[SOURCE]
========================================================================
On y pense beaucoup devant Le Parc, qui reprend le motif de la promenade, cette fois dans un jardin public lui aussi immense. Une fille, lycéenne, un garçon un tout petit peu plus âgé, s’adonnent à la parade du premier rencard en flânant dans les allées et les sous-bois, tout au long d’un après-midi qui les voit se rapprocher peu à peu, et croiser une galerie de personnages.
Les silhouettes sont à la fois occupées par des activités très normales et prises dans une stase antique
Là encore, écho mythologique : les silhouettes défilant sont à la fois occupées par des activités très normales (jogger, jouer au foot, s’embrasser sous un arbre) et prises dans une stase antique, plongées en elles-mêmes comme des nymphes peuplant l’arrière-fond du tableau.
Au milieu donc, un micro teen-movie, atone et périurbain, filmé en plans fixes très picturaux émaillés de visages en médaillon, pris dans une lumière qui semble venir de naître et verse sur les peaux des couleurs d’une propreté et d’une douceur étonnantes ; c’est par sa réussite esthétique que Le Parc parvient à irriguer d’onirisme un réel fruste et prosaïque. Tout se fait toujours dans le même geste.
L’air et la lumière
L’interprétation des acteurs, blanche, à nu, assez forcée, c’est à la fois une maladresse d’adolescent sur laquelle Manivel fait de la comédie (banalité clownesque des échanges : “Il fait froid à l’ombre… par contre au soleil, ouah, il fait chaud !”), et une pureté des êtres qui les pousse hors du temps, les érige en Adam et Eve – comme lorsqu’après le premier geste indubitablement amoureux (elle lui prend la main) les deux se pétrifient et regardent au loin, et sont alors à la fois deux ados incommodés et deux statues.
Avec son déroulé reposant, ses coupes glissées, appliquées, sa façon de faire subtilement corps avec l’air et la lumière (le plan central du film, en temps réel, fait tomber le soir en même temps que la rancœur sur le visage de la jeune fille en train de textoter son jules : un des plans les plus singuliers et les plus gracieux vus depuis longtemps), Manivel est maintenant vraiment souverain dans son art.
========================================================================
[CONTENU DES DONNÉES]
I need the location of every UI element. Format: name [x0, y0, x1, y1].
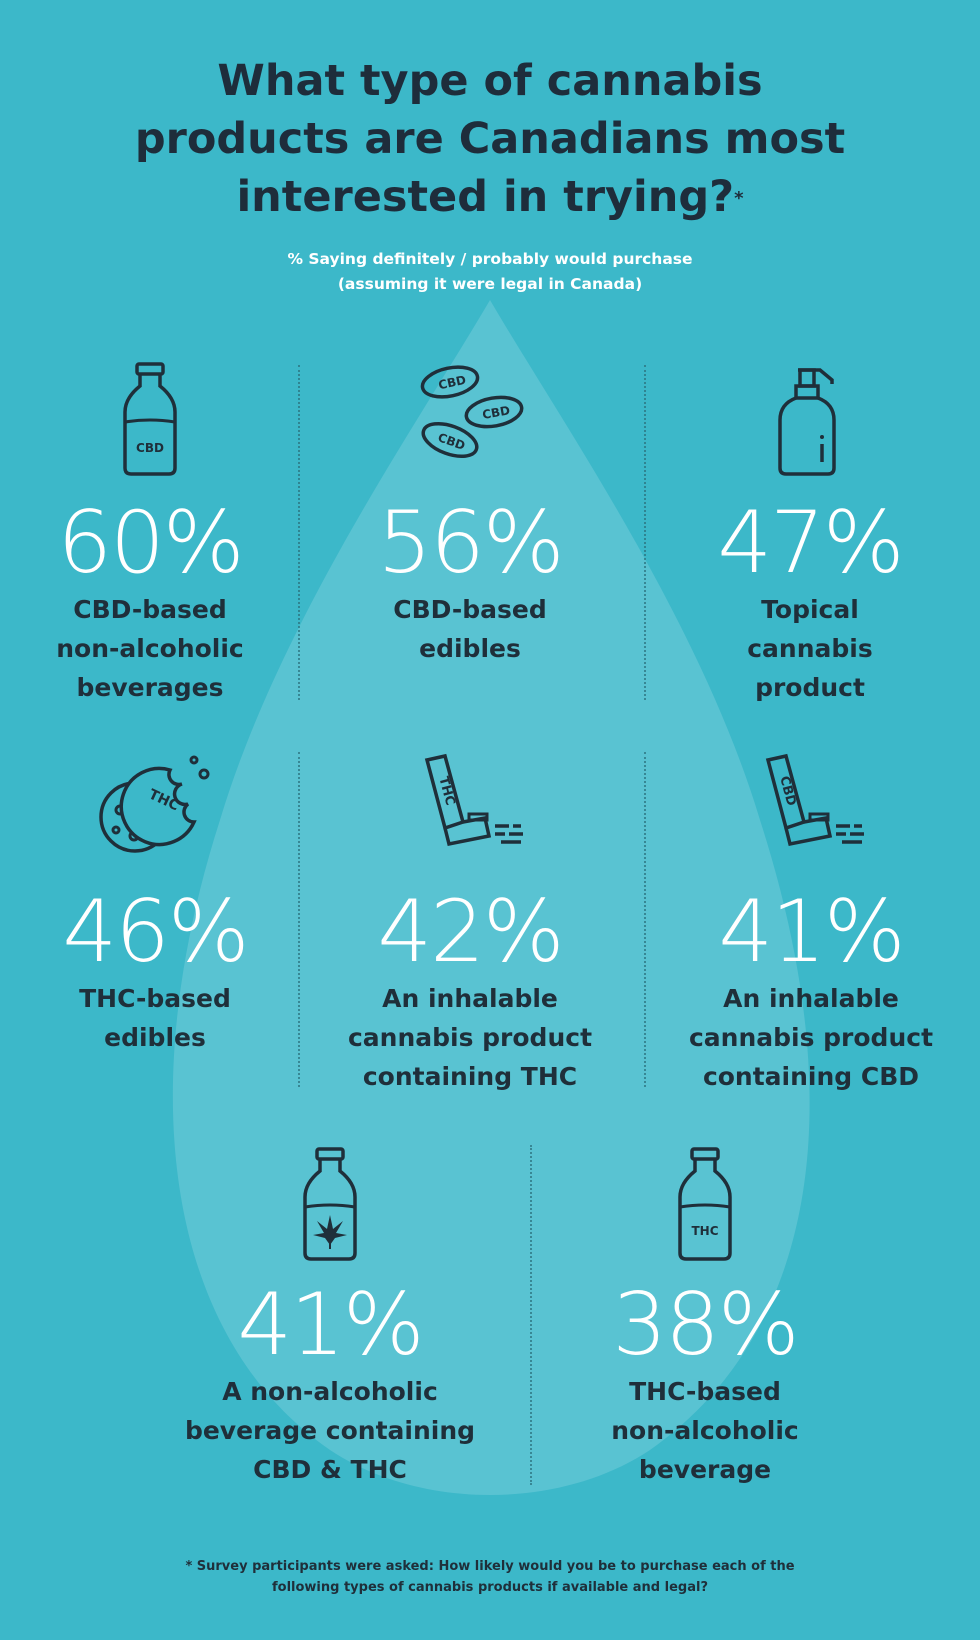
========================================================================
[EXERCICE COURT 1]
Répondez à ces questions d'après la critique du film Le Parc :
(a) Quel est le premier geste indubitablement amoureux entre les deux jeunes gens ?
(b) Comment le garçon est-il présenté par rapport à la fille en matière d'âge ?
(c) Selon la critique, en quels plans le film est-il tourné ?
[EXERCICE COURT 2] Énumérez toutes les activités très normales auxquelles s'occupent les silhouettes qui défilent, selon la critique du film Le Parc.
[EXERCICE COURT 3] Prolongez la critique du film Le Parc par quelques phrases qui suivent sa dernière phrase.

[RÉSULTAT 1]
(a) Elle lui prend la main.
(b) Il est un tout petit peu plus âgé qu'elle.
(c) En plans fixes très picturaux émaillés de visages en médaillon.

[RÉSULTAT 2]
- jogger
- jouer au foot
- s'embrasser sous un arbre

[RÉSULTAT 3]
Son cinéma entre deux mondes, ce trop-réel qui caresse le rêve, il l’obtient par une chimie assez paradoxale : c’est l’empilement de couches d’artificiel qui fait poindre un naturalisme cru et unique. A titre d’exemple, une constante de son cinéma, c’est “l’acteur qui se joue lui-même en train de jouer”.
Auteur de l’ineffable
Son jeune poète se tordait dans des poses accentuant faussement son aspiration niaise à la transcendance lyrique, quelques années après s’être semblablement donné en spectacle (c’était le même comédien) sur le canapé de La Dame au chien. Aujourd’hui, le jeu emprunté, feint, mal à l’aise de la drague approfondit cette idée que moins les personnages de Manivel sont naturels ou spontanés, et plus ils touchent au vrai.
La beauté du Parc se tient fragilement à la commissure du réel le plus cru et d’un monde invisible, poétique, hors du temps (jusqu’à une seconde partie dont mieux vaut ne rien dévoiler, si ce n’est qu’elle entre plus concrètement et littéralement dans la symbolique jusqu’ici suggérée).
Elle est le fruit d’une poursuite assez rare dans le cinéma français : quête d’un art évidé, ramené à l’observation la plus indicible, qui ferait de Manivel un auteur de l’ineffable, d’un dénuement plutôt asiatique. Ça tombe bien : il est parti tourner son prochain film au Japon.